• To do: Pictures stay out of the copy; output exactly the lines from the one containing "What's the underlying" through the end of the material.

— begin Given records —

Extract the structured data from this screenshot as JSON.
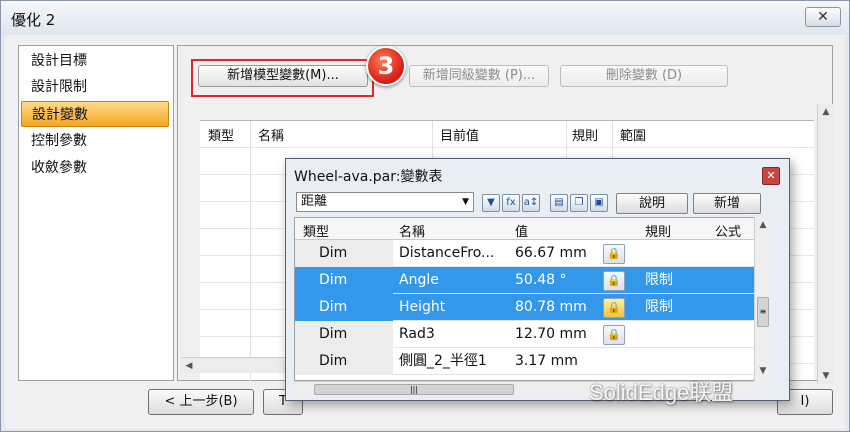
{
  "window": {
    "title": "優化 2",
    "close_glyph": "✕"
  },
  "nav": {
    "items": [
      {
        "label": "設計目標",
        "selected": false
      },
      {
        "label": "設計限制",
        "selected": false
      },
      {
        "label": "設計變數",
        "selected": true
      },
      {
        "label": "控制參數",
        "selected": false
      },
      {
        "label": "收斂參數",
        "selected": false
      }
    ]
  },
  "main": {
    "add_model_var_button": "新增模型變數(M)...",
    "add_sibling_var_button": "新增同級變數 (P)...",
    "delete_var_button": "刪除變數 (D)",
    "step_number": "3",
    "columns": [
      "類型",
      "名稱",
      "目前值",
      "規則",
      "範圍"
    ]
  },
  "footer": {
    "prev_button": "< 上一步(B)",
    "next_button_partial": "T",
    "last_button_partial": "I)"
  },
  "variable_table": {
    "title": "Wheel-ava.par:變數表",
    "filter": "距離",
    "help_button": "說明",
    "add_button": "新增",
    "columns": [
      "類型",
      "名稱",
      "值",
      "規則",
      "公式"
    ],
    "rows": [
      {
        "type": "Dim",
        "name": "DistanceFro...",
        "value": "66.67 mm",
        "rule": "",
        "locked": true,
        "selected": false
      },
      {
        "type": "Dim",
        "name": "Angle",
        "value": "50.48 °",
        "rule": "限制",
        "locked": true,
        "selected": true
      },
      {
        "type": "Dim",
        "name": "Height",
        "value": "80.78 mm",
        "rule": "限制",
        "locked": true,
        "selected": true
      },
      {
        "type": "Dim",
        "name": "Rad3",
        "value": "12.70 mm",
        "rule": "",
        "locked": true,
        "selected": false
      },
      {
        "type": "Dim",
        "name": "側圓_2_半徑1",
        "value": "3.17 mm",
        "rule": "",
        "locked": false,
        "selected": false
      }
    ]
  },
  "watermark": "SolidEdge联盟",
  "colors": {
    "selection": "#3398ea",
    "nav_selected": "#f5a623",
    "highlight_border": "#e0282b",
    "step_badge": "#d41c10"
  }
}
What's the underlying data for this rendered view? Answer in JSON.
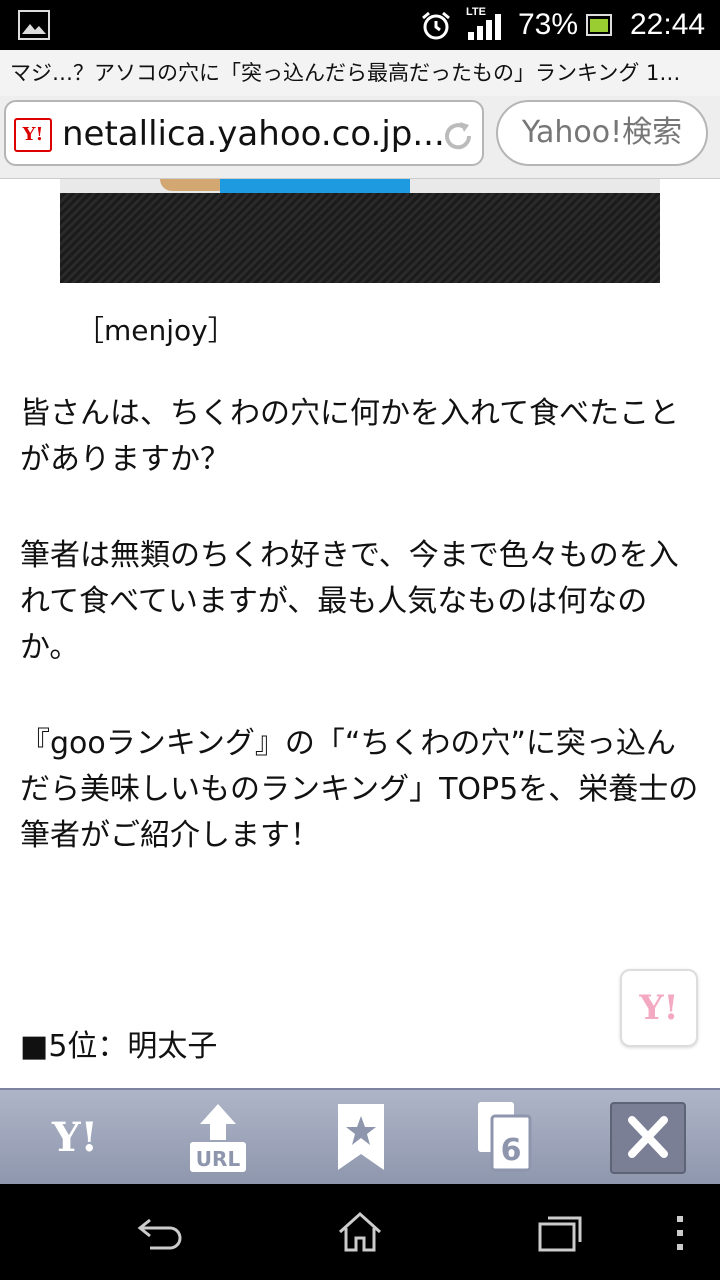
{
  "status_bar": {
    "lte_label": "LTE",
    "battery_percent": "73%",
    "time": "22:44",
    "battery_fill": 0.73
  },
  "browser": {
    "page_title": "マジ…？アソコの穴に「突っ込んだら最高だったもの」ランキング 1…",
    "url": "netallica.yahoo.co.jp...",
    "search_button": "Yahoo!検索",
    "yahoo_logo": "Y!"
  },
  "article": {
    "caption": "［menjoy］",
    "paragraphs": [
      "皆さんは、ちくわの穴に何かを入れて食べたことがありますか？",
      "筆者は無類のちくわ好きで、今まで色々ものを入れて食べていますが、最も人気なものは何なのか。",
      "『gooランキング』の「“ちくわの穴”に突っ込んだら美味しいものランキング」TOP5を、栄養士の筆者がご紹介します！"
    ],
    "rank_heading": "■5位：明太子"
  },
  "toolbar": {
    "yahoo_label": "Y!",
    "url_label": "URL",
    "tabs_count": "6"
  },
  "float_button": "Y!",
  "icons": {
    "gallery": "image-icon",
    "alarm": "alarm-clock-icon",
    "signal": "signal-icon",
    "battery": "battery-icon",
    "reload": "reload-icon",
    "bookmark": "bookmark-star-icon",
    "tabs": "tabs-icon",
    "close": "close-icon",
    "back": "back-icon",
    "home": "home-icon",
    "recents": "recent-apps-icon",
    "menu": "menu-dots-icon"
  },
  "colors": {
    "status_bar": "#000000",
    "toolbar": "#9aa1b7",
    "yahoo_red": "#dd0000",
    "float_y_pink": "#f4a9c3"
  }
}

— end Given records —

• Expected output:
What's the underlying data for this rendered view? Answer in JSON.
{
  "status_bar": {
    "lte_label": "LTE",
    "battery_percent": "73%",
    "time": "22:44",
    "battery_fill": 0.73
  },
  "browser": {
    "page_title": "マジ…？アソコの穴に「突っ込んだら最高だったもの」ランキング 1…",
    "url": "netallica.yahoo.co.jp...",
    "search_button": "Yahoo!検索",
    "yahoo_logo": "Y!"
  },
  "article": {
    "caption": "［menjoy］",
    "paragraphs": [
      "皆さんは、ちくわの穴に何かを入れて食べたことがありますか？",
      "筆者は無類のちくわ好きで、今まで色々ものを入れて食べていますが、最も人気なものは何なのか。",
      "『gooランキング』の「“ちくわの穴”に突っ込んだら美味しいものランキング」TOP5を、栄養士の筆者がご紹介します！"
    ],
    "rank_heading": "■5位：明太子"
  },
  "toolbar": {
    "yahoo_label": "Y!",
    "url_label": "URL",
    "tabs_count": "6"
  },
  "float_button": "Y!",
  "icons": {
    "gallery": "image-icon",
    "alarm": "alarm-clock-icon",
    "signal": "signal-icon",
    "battery": "battery-icon",
    "reload": "reload-icon",
    "bookmark": "bookmark-star-icon",
    "tabs": "tabs-icon",
    "close": "close-icon",
    "back": "back-icon",
    "home": "home-icon",
    "recents": "recent-apps-icon",
    "menu": "menu-dots-icon"
  },
  "colors": {
    "status_bar": "#000000",
    "toolbar": "#9aa1b7",
    "yahoo_red": "#dd0000",
    "float_y_pink": "#f4a9c3"
  }
}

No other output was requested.